## What is asked:
Output every entry exactly as written, but omit the pictures.

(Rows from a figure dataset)

-------

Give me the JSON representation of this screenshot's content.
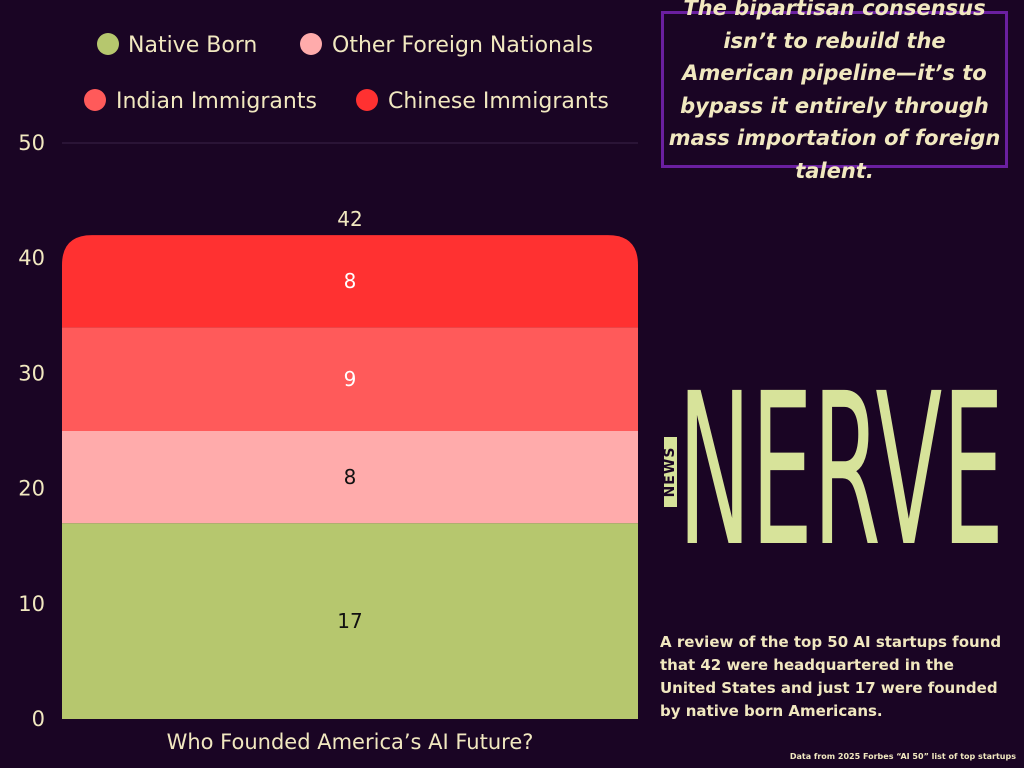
{
  "colors": {
    "background": "#1a0524",
    "text": "#f1e8c0",
    "accent_border": "#6a1fa0",
    "logo": "#d7e39a"
  },
  "chart_data": {
    "type": "bar",
    "stacked": true,
    "categories": [
      "Who Founded America’s AI Future?"
    ],
    "series": [
      {
        "name": "Native Born",
        "values": [
          17
        ],
        "color": "#b6c76e",
        "label_color": "#111111"
      },
      {
        "name": "Other Foreign Nationals",
        "values": [
          8
        ],
        "color": "#ffabab",
        "label_color": "#111111"
      },
      {
        "name": "Indian Immigrants",
        "values": [
          9
        ],
        "color": "#ff5a5a",
        "label_color": "#ffffff"
      },
      {
        "name": "Chinese Immigrants",
        "values": [
          8
        ],
        "color": "#ff3131",
        "label_color": "#ffffff"
      }
    ],
    "total_labels": [
      "42"
    ],
    "ylim": [
      0,
      50
    ],
    "yticks": [
      0,
      10,
      20,
      30,
      40,
      50
    ],
    "grid": false,
    "legend_position": "top"
  },
  "quote": "The bipartisan consensus isn’t to rebuild the American pipeline—it’s to bypass it entirely through mass importation of foreign talent.",
  "logo": {
    "small": "NEWS",
    "word": "NERVE"
  },
  "description": "A review of the top 50 AI startups found that 42 were headquartered in the United States and just 17 were founded by native born Americans.",
  "source": "Data from 2025 Forbes “AI 50” list of top startups"
}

-------

## Result for this exercise:
Give me the JSON representation of this screenshot's content.
{
  "colors": {
    "background": "#1a0524",
    "text": "#f1e8c0",
    "accent_border": "#6a1fa0",
    "logo": "#d7e39a"
  },
  "chart_data": {
    "type": "bar",
    "stacked": true,
    "categories": [
      "Who Founded America’s AI Future?"
    ],
    "series": [
      {
        "name": "Native Born",
        "values": [
          17
        ],
        "color": "#b6c76e",
        "label_color": "#111111"
      },
      {
        "name": "Other Foreign Nationals",
        "values": [
          8
        ],
        "color": "#ffabab",
        "label_color": "#111111"
      },
      {
        "name": "Indian Immigrants",
        "values": [
          9
        ],
        "color": "#ff5a5a",
        "label_color": "#ffffff"
      },
      {
        "name": "Chinese Immigrants",
        "values": [
          8
        ],
        "color": "#ff3131",
        "label_color": "#ffffff"
      }
    ],
    "total_labels": [
      "42"
    ],
    "ylim": [
      0,
      50
    ],
    "yticks": [
      0,
      10,
      20,
      30,
      40,
      50
    ],
    "grid": false,
    "legend_position": "top"
  },
  "quote": "The bipartisan consensus isn’t to rebuild the American pipeline—it’s to bypass it entirely through mass importation of foreign talent.",
  "logo": {
    "small": "NEWS",
    "word": "NERVE"
  },
  "description": "A review of the top 50 AI startups found that 42 were headquartered in the United States and just 17 were founded by native born Americans.",
  "source": "Data from 2025 Forbes “AI 50” list of top startups"
}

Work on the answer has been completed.